## Brief:
Among the lines below, count those containing the word "也会燃烧". Give the number only.

──────── Rows ────────

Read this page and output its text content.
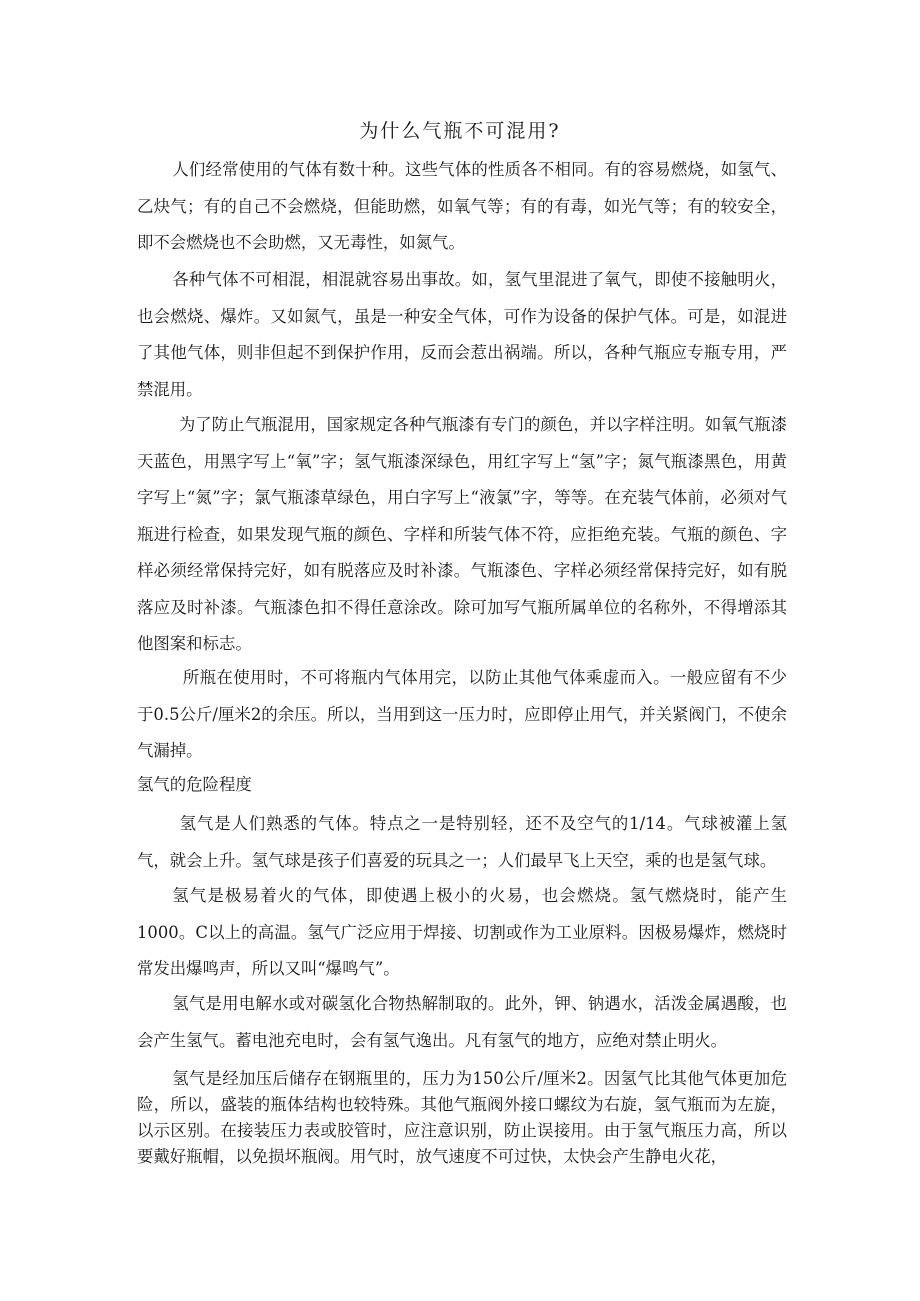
为什么气瓶不可混用?

人们经常使用的气体有数十种。这些气体的性质各不相同。有的容易燃烧，如氢气、乙炔气；有的自己不会燃烧，但能助燃，如氧气等；有的有毒，如光气等；有的较安全，即不会燃烧也不会助燃，又无毒性，如氮气。

各种气体不可相混，相混就容易出事故。如，氢气里混进了氧气，即使不接触明火，也会燃烧、爆炸。又如氮气，虽是一种安全气体，可作为设备的保护气体。可是，如混进了其他气体，则非但起不到保护作用，反而会惹出祸端。所以，各种气瓶应专瓶专用，严禁混用。

为了防止气瓶混用，国家规定各种气瓶漆有专门的颜色，并以字样注明。如氧气瓶漆天蓝色，用黑字写上“氧”字；氢气瓶漆深绿色，用红字写上“氢”字；氮气瓶漆黑色，用黄字写上“氮”字；氯气瓶漆草绿色，用白字写上“液氯”字，等等。在充装气体前，必须对气瓶进行检查，如果发现气瓶的颜色、字样和所装气体不符，应拒绝充装。气瓶的颜色、字样必须经常保持完好，如有脱落应及时补漆。气瓶漆色、字样必须经常保持完好，如有脱落应及时补漆。气瓶漆色扣不得任意涂改。除可加写气瓶所属单位的名称外，不得增添其他图案和标志。

所瓶在使用时，不可将瓶内气体用完，以防止其他气体乘虚而入。一般应留有不少于0.5公斤/厘米2的余压。所以，当用到这一压力时，应即停止用气，并关紧阀门，不使余气漏掉。

氢气的危险程度

氢气是人们熟悉的气体。特点之一是特别轻，还不及空气的1/14。气球被灌上氢气，就会上升。氢气球是孩子们喜爱的玩具之一；人们最早飞上天空，乘的也是氢气球。

氢气是极易着火的气体，即使遇上极小的火易，也会燃烧。氢气燃烧时，能产生1000。C以上的高温。氢气广泛应用于焊接、切割或作为工业原料。因极易爆炸，燃烧时常发出爆鸣声，所以又叫“爆鸣气”。

氢气是用电解水或对碳氢化合物热解制取的。此外，钾、钠遇水，活泼金属遇酸，也会产生氢气。蓄电池充电时，会有氢气逸出。凡有氢气的地方，应绝对禁止明火。

氢气是经加压后储存在钢瓶里的，压力为150公斤/厘米2。因氢气比其他气体更加危险，所以，盛装的瓶体结构也较特殊。其他气瓶阀外接口螺纹为右旋，氢气瓶而为左旋，以示区别。在接装压力表或胶管时，应注意识别，防止误接用。由于氢气瓶压力高，所以要戴好瓶帽，以免损坏瓶阀。用气时，放气速度不可过快，太快会产生静电火花，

────────

## Correct output:
2